#### Stated problem
Copy out each line below that has the word "Aantal" in it.

#### Records for processing
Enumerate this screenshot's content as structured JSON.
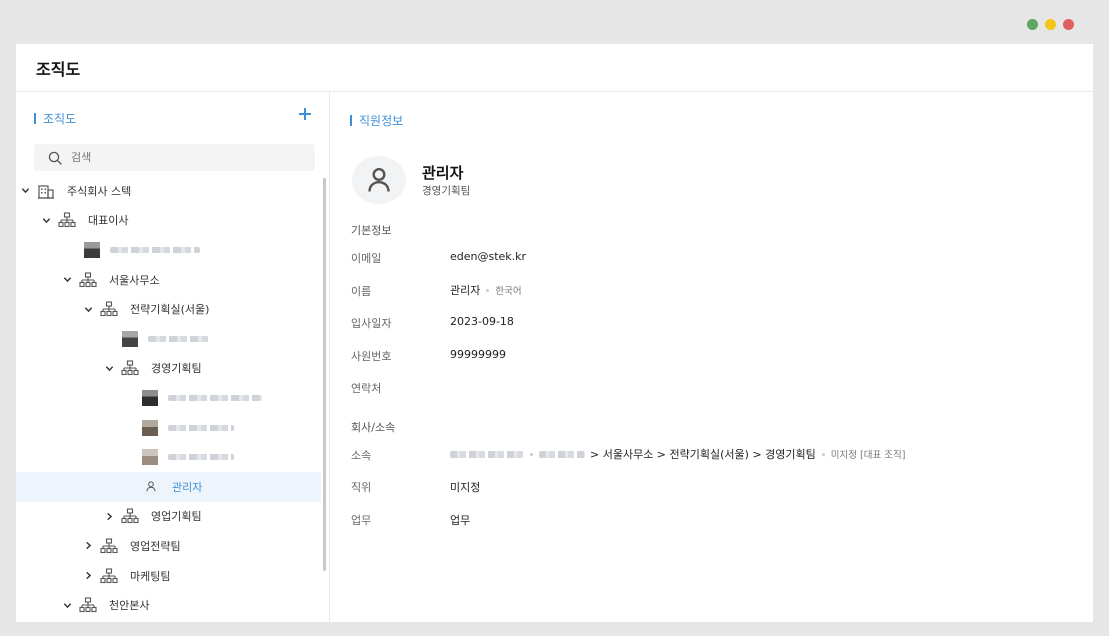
{
  "window": {
    "title": "조직도",
    "controls": {
      "minimize_color": "#5fa65e",
      "maximize_color": "#f5c518",
      "close_color": "#e06060"
    }
  },
  "left_panel": {
    "section_title": "조직도",
    "add_icon": "plus-icon",
    "search": {
      "placeholder": "검색",
      "icon": "search-icon"
    },
    "tree": [
      {
        "label": "주식회사 스텍",
        "type": "company",
        "expanded": true
      },
      {
        "label": "대표이사",
        "type": "org",
        "expanded": true
      },
      {
        "label": "",
        "type": "person-blurred"
      },
      {
        "label": "서울사무소",
        "type": "org",
        "expanded": true
      },
      {
        "label": "전략기획실(서울)",
        "type": "org",
        "expanded": true
      },
      {
        "label": "",
        "type": "person-blurred"
      },
      {
        "label": "경영기획팀",
        "type": "org",
        "expanded": true
      },
      {
        "label": "",
        "type": "person-blurred"
      },
      {
        "label": "",
        "type": "person-blurred"
      },
      {
        "label": "",
        "type": "person-blurred"
      },
      {
        "label": "관리자",
        "type": "person",
        "selected": true
      },
      {
        "label": "영업기획팀",
        "type": "org",
        "expanded": false
      },
      {
        "label": "영업전략팀",
        "type": "org",
        "expanded": false
      },
      {
        "label": "마케팅팀",
        "type": "org",
        "expanded": false
      },
      {
        "label": "천안본사",
        "type": "org",
        "expanded": true
      }
    ]
  },
  "right_panel": {
    "section_title": "직원정보",
    "profile": {
      "name": "관리자",
      "team": "경영기획팀",
      "avatar_icon": "user-icon"
    },
    "basic_info": {
      "title": "기본정보",
      "email_label": "이메일",
      "email": "eden@stek.kr",
      "name_label": "이름",
      "name": "관리자",
      "language": "한국어",
      "join_date_label": "입사일자",
      "join_date": "2023-09-18",
      "employee_no_label": "사원번호",
      "employee_no": "99999999",
      "contact_label": "연락처",
      "contact": ""
    },
    "company_info": {
      "title": "회사/소속",
      "dept_label": "소속",
      "dept_path": "> 서울사무소 > 전략기획실(서울) > 경영기획팀",
      "dept_note": "미지정 [대표 조직]",
      "position_label": "직위",
      "position": "미지정",
      "duty_label": "업무",
      "duty": "업무"
    }
  },
  "colors": {
    "accent": "#3d8fd8",
    "selected_bg": "#eef4fb"
  }
}
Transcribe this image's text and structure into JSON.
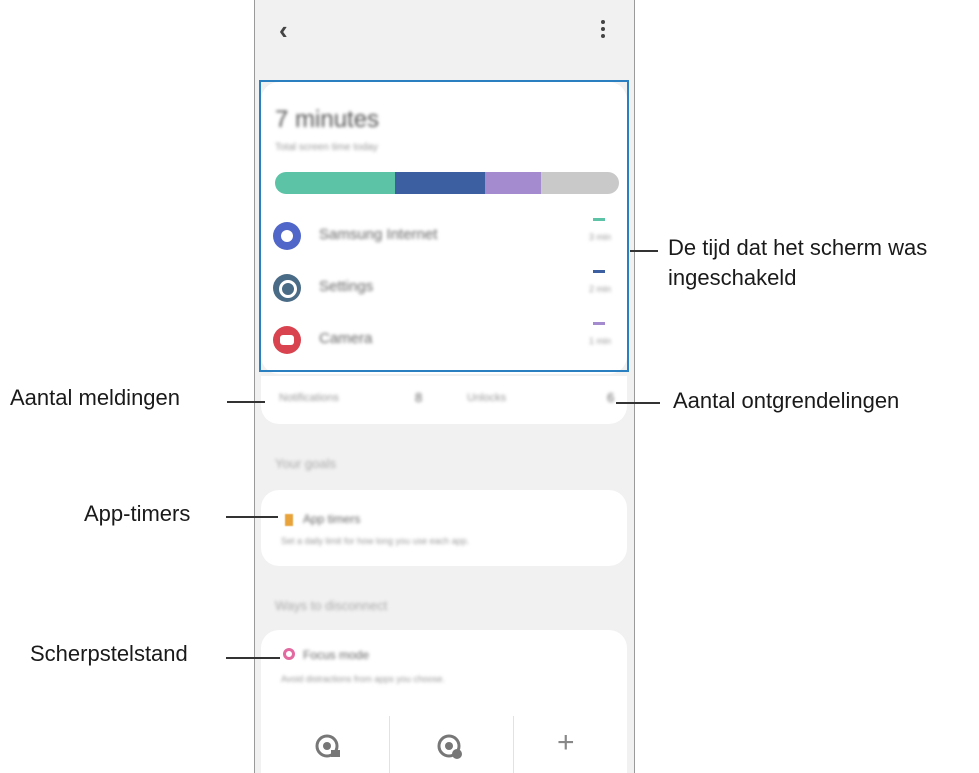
{
  "screen": {
    "headline": "7 minutes",
    "subheadline": "Total screen time today",
    "usage_bar_colors": [
      "#5cc3a7",
      "#3b5fa0",
      "#a48bd0",
      "#c9c9c9"
    ],
    "apps": [
      {
        "name": "Samsung Internet",
        "time": "3 min",
        "icon": "internet-icon",
        "color": "#5066c9"
      },
      {
        "name": "Settings",
        "time": "2 min",
        "icon": "settings-icon",
        "color": "#4a6b86"
      },
      {
        "name": "Camera",
        "time": "1 min",
        "icon": "camera-icon",
        "color": "#d9434f"
      }
    ],
    "stats": {
      "notifications_label": "Notifications",
      "notifications_value": "8",
      "unlocks_label": "Unlocks",
      "unlocks_value": "6"
    },
    "section_goals": "Your goals",
    "app_timers_title": "App timers",
    "app_timers_desc": "Set a daily limit for how long you use each app.",
    "section_modes": "Ways to disconnect",
    "focus_title": "Focus mode",
    "focus_desc": "Avoid distractions from apps you choose."
  },
  "callouts": {
    "screen_time": "De tijd dat het scherm was ingeschakeld",
    "notifications": "Aantal meldingen",
    "unlocks": "Aantal ontgrendelingen",
    "app_timers": "App-timers",
    "focus": "Scherpstelstand"
  },
  "accent": "#2a7fc0"
}
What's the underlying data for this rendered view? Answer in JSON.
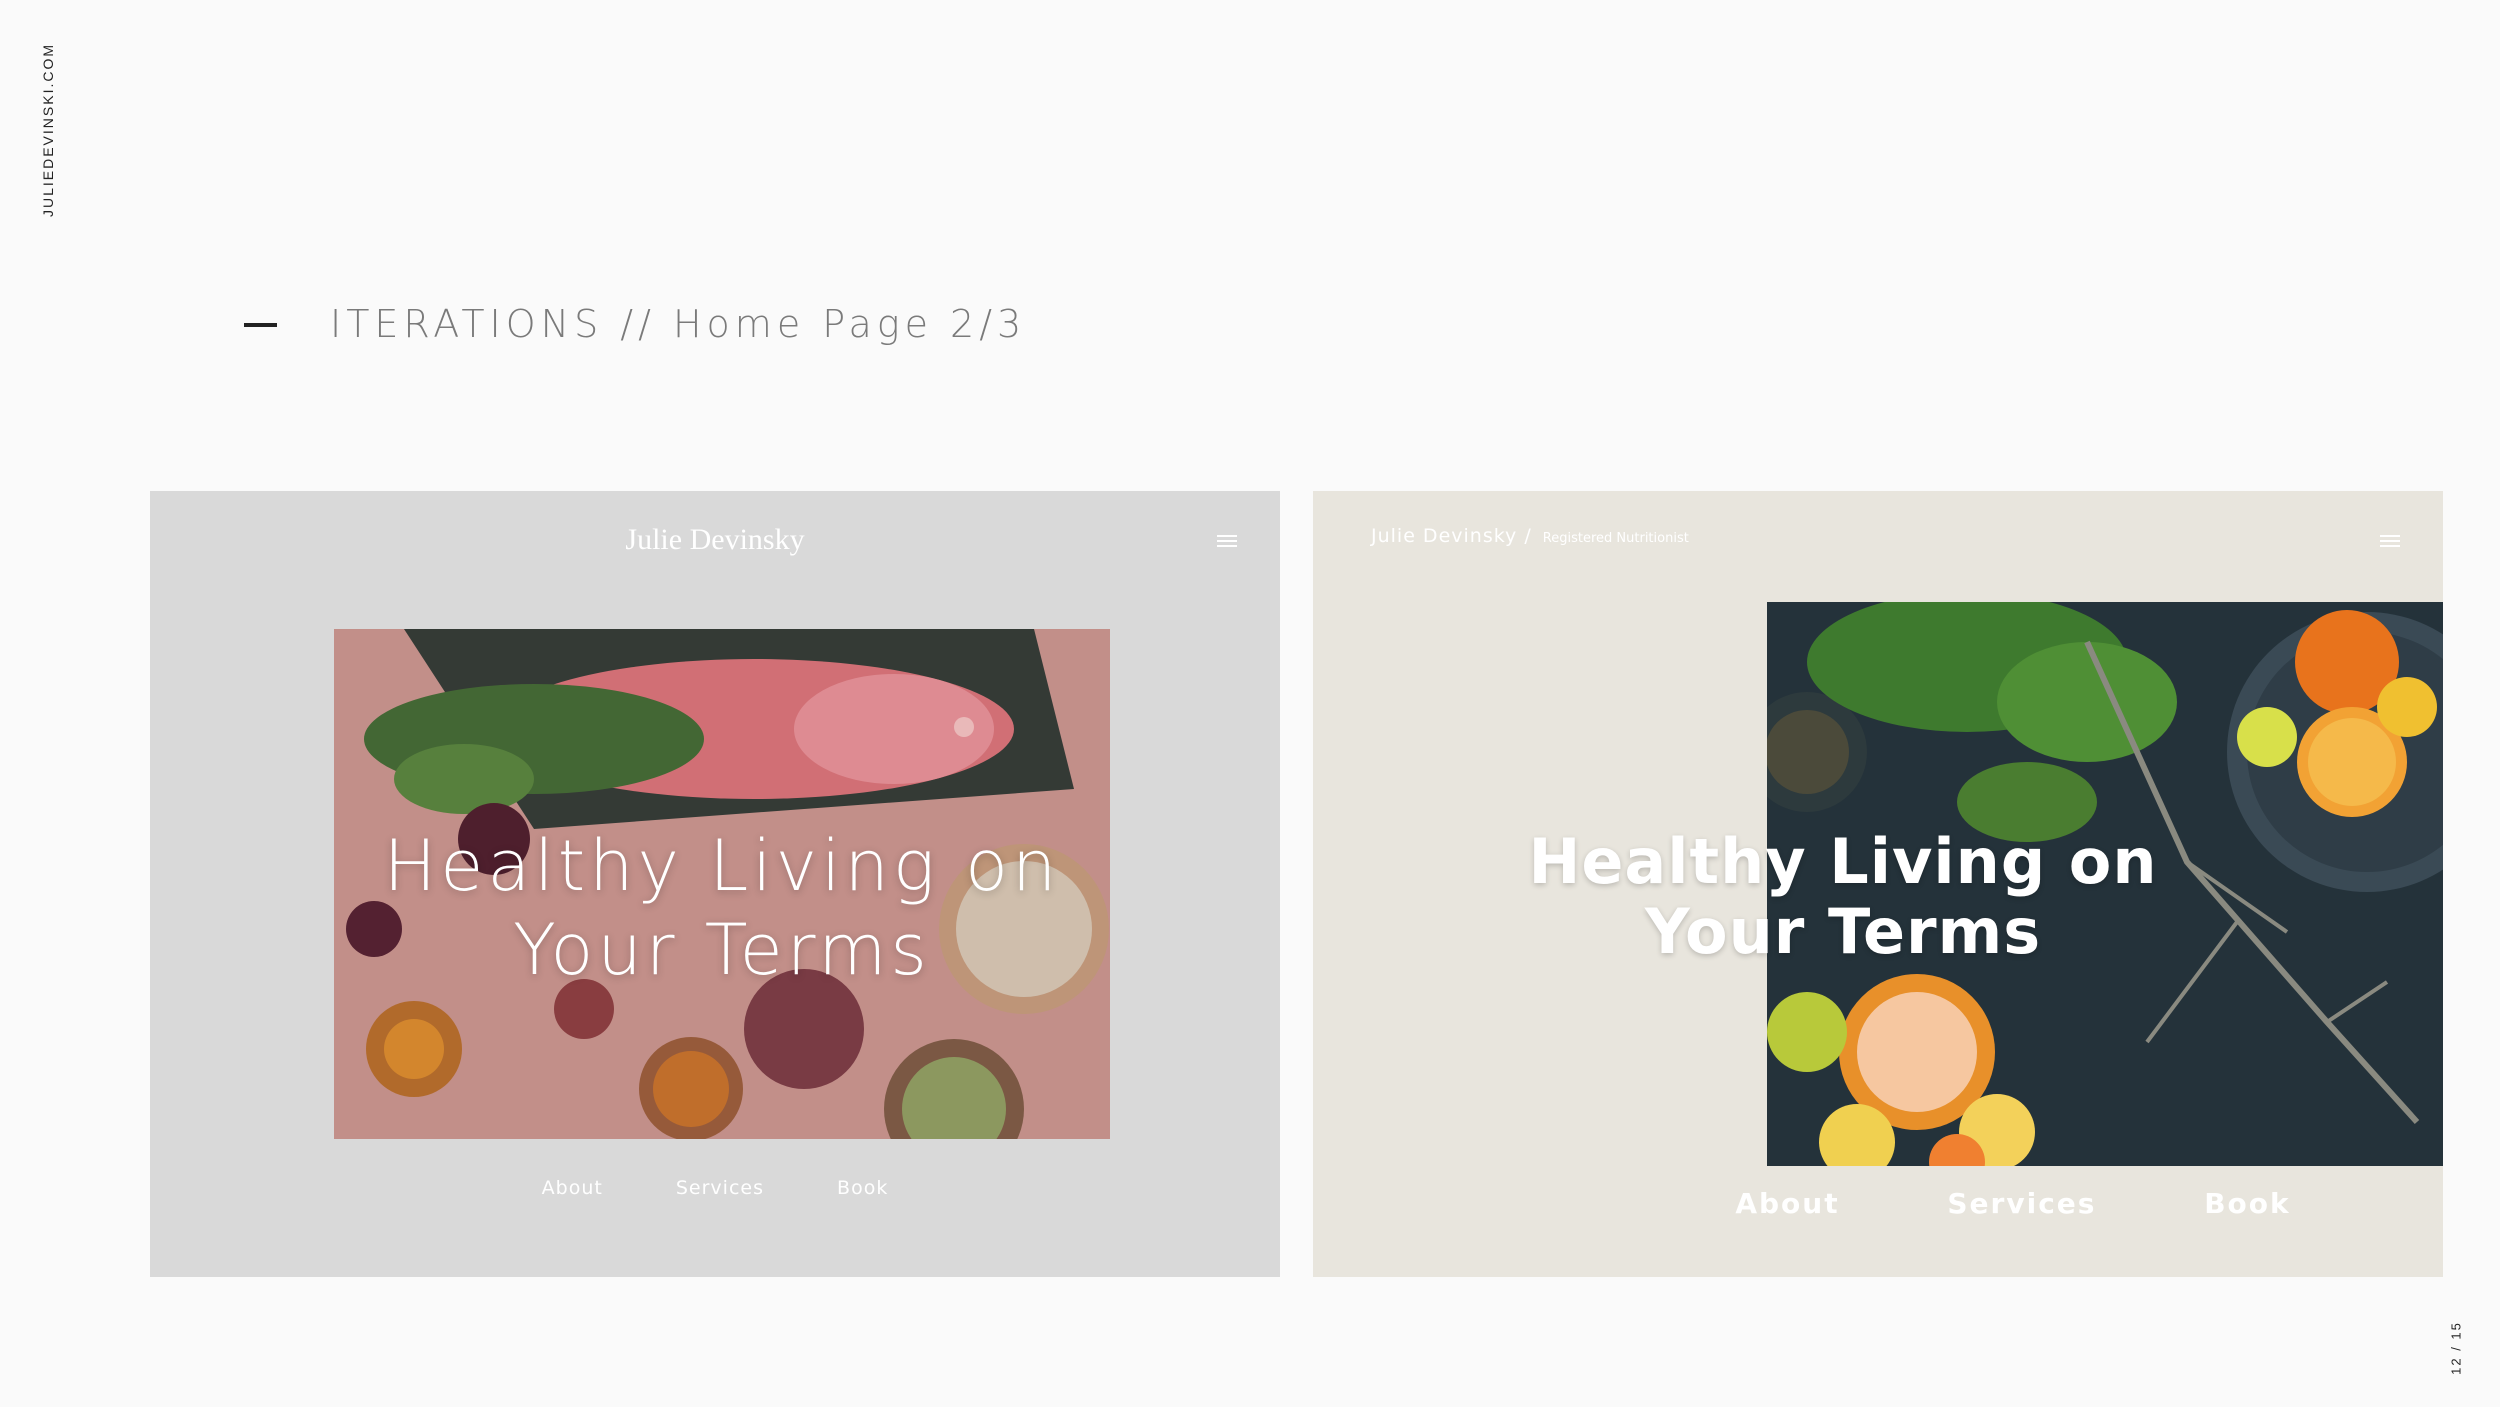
{
  "side_url": "JULIEDEVINSKI.COM",
  "page_counter": "12 / 15",
  "heading": "ITERATIONS // Home Page 2/3",
  "mockup1": {
    "brand": "Julie Devinsky",
    "hero_line1": "Healthy Living on",
    "hero_line2": "Your Terms",
    "nav": [
      "About",
      "Services",
      "Book"
    ],
    "background": "#d9d9d9"
  },
  "mockup2": {
    "brand": "Julie Devinsky",
    "brand_separator": "/",
    "brand_tagline": "Registered Nutritionist",
    "hero_line1": "Healthy Living on",
    "hero_line2": "Your Terms",
    "nav": [
      "About",
      "Services",
      "Book"
    ],
    "background": "#e8e5dd"
  },
  "icons": {
    "menu": "hamburger-menu-icon",
    "dash": "em-dash"
  }
}
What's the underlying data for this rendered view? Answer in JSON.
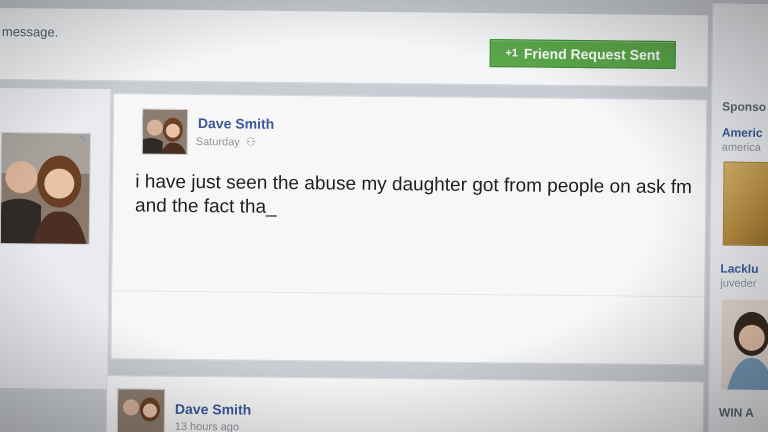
{
  "header": {
    "message_text": "message.",
    "friend_request_label": "Friend Request Sent",
    "friend_request_icon": "+1"
  },
  "post": {
    "author": "Dave Smith",
    "timestamp": "Saturday",
    "privacy_icon": "friends-icon",
    "text": "i have just seen the abuse my daughter got from people on ask fm and the fact tha_"
  },
  "post2": {
    "author": "Dave Smith",
    "timestamp": "13 hours ago"
  },
  "sidebar": {
    "heading": "Sponso",
    "ads": [
      {
        "title": "Americ",
        "url": "america"
      },
      {
        "title": "Lacklu",
        "url": "juveder"
      },
      {
        "title": "WIN A"
      }
    ]
  },
  "colors": {
    "friend_button": "#5ba84a",
    "link_blue": "#3b5998"
  }
}
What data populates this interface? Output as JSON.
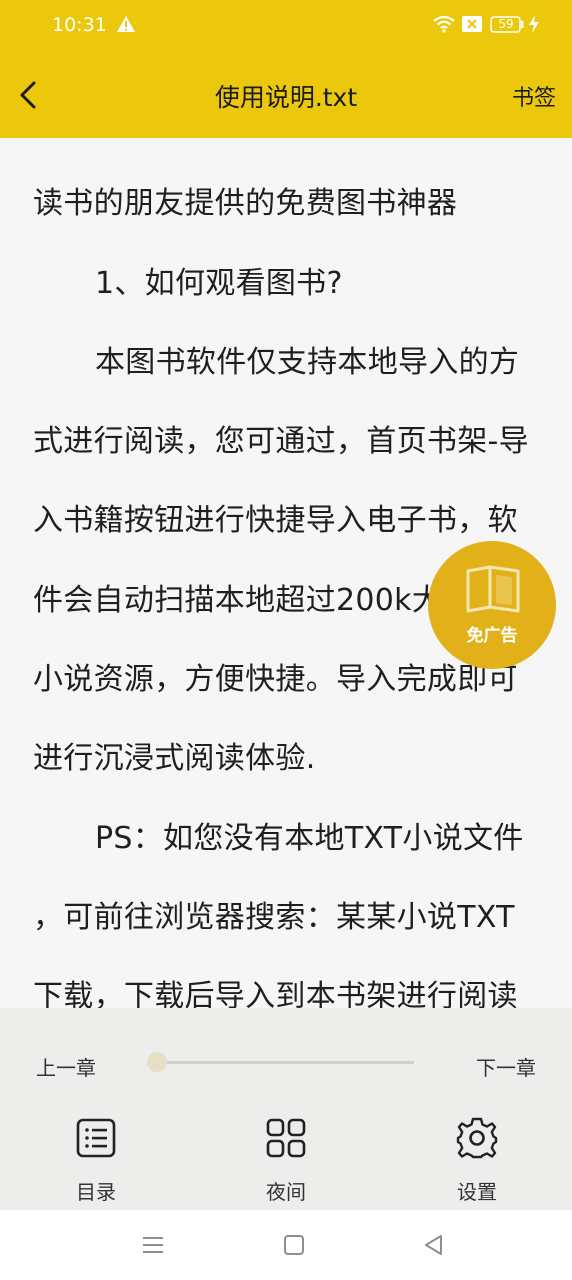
{
  "status_bar": {
    "time": "10:31",
    "battery": "59",
    "icons": [
      "warning-icon",
      "wifi-icon",
      "sim-x-icon",
      "battery-icon",
      "charging-icon"
    ]
  },
  "header": {
    "title": "使用说明.txt",
    "bookmark_label": "书签",
    "back_icon": "chevron-left-icon",
    "background": "#ecc80d"
  },
  "content": {
    "lines": [
      "读书的朋友提供的免费图书神器",
      "1、如何观看图书?",
      "本图书软件仅支持本地导入的方",
      "式进行阅读，您可通过，首页书架-导",
      "入书籍按钮进行快捷导入电子书，软",
      "件会自动扫描本地超过200k大",
      "小说资源，方便快捷。导入完成即可",
      "进行沉浸式阅读体验.",
      "PS：如您没有本地TXT小说文件",
      "，可前往浏览器搜索：某某小说TXT",
      "下载，下载后导入到本书架进行阅读"
    ]
  },
  "promo": {
    "label": "免广告",
    "icon": "book-icon",
    "color": "#e2b11a"
  },
  "chapter_nav": {
    "prev_label": "上一章",
    "next_label": "下一章",
    "progress": 0
  },
  "toolbar": {
    "items": [
      {
        "label": "目录",
        "icon": "list-icon"
      },
      {
        "label": "夜间",
        "icon": "grid-icon"
      },
      {
        "label": "设置",
        "icon": "gear-icon"
      }
    ]
  },
  "system_nav": {
    "icons": [
      "menu-icon",
      "home-icon",
      "back-triangle-icon"
    ]
  }
}
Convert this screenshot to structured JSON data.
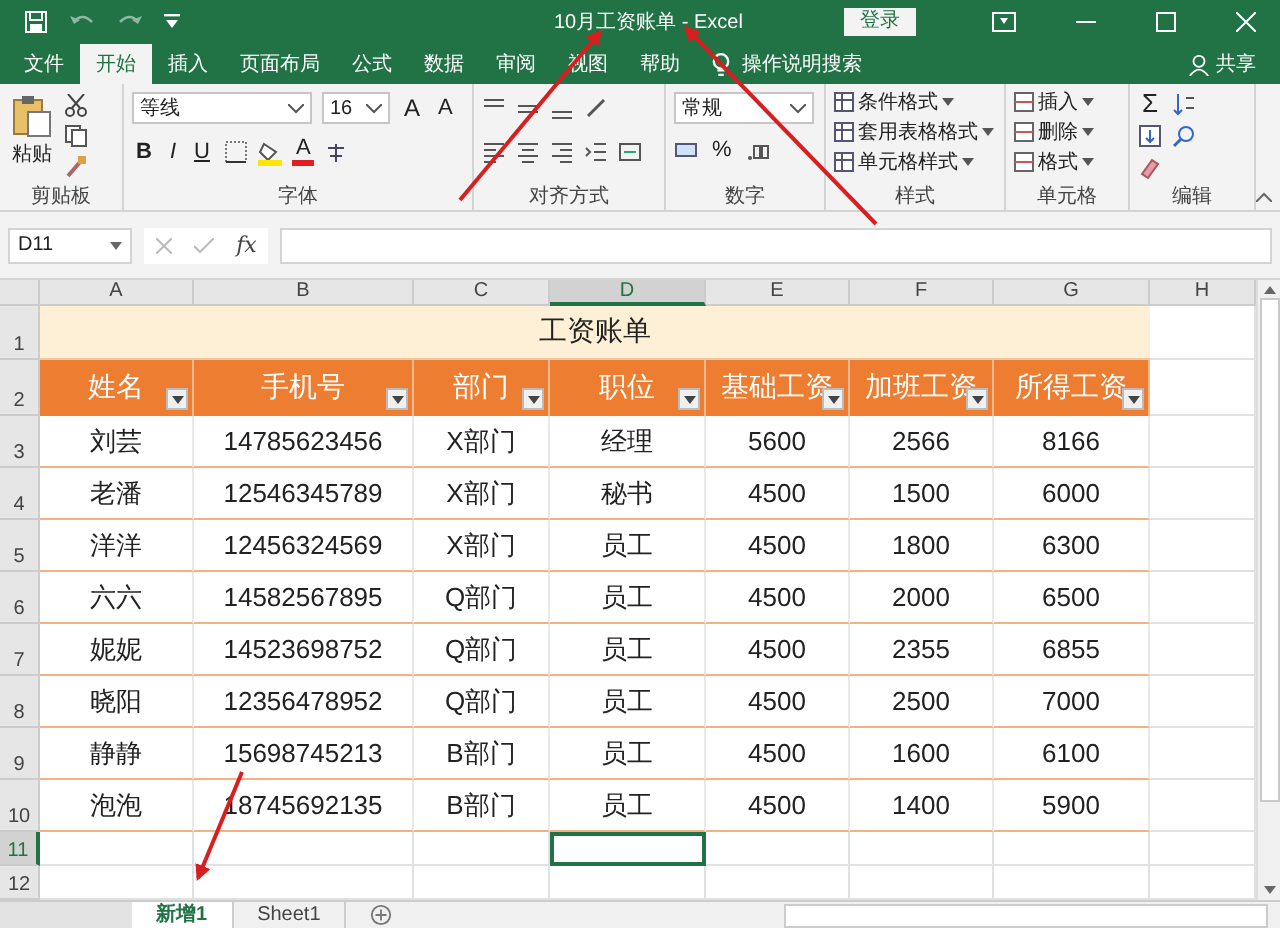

#### Written response
    "notifications": "Aantal meldingen",
    "unlocks": "Aantal ontgrendelingen",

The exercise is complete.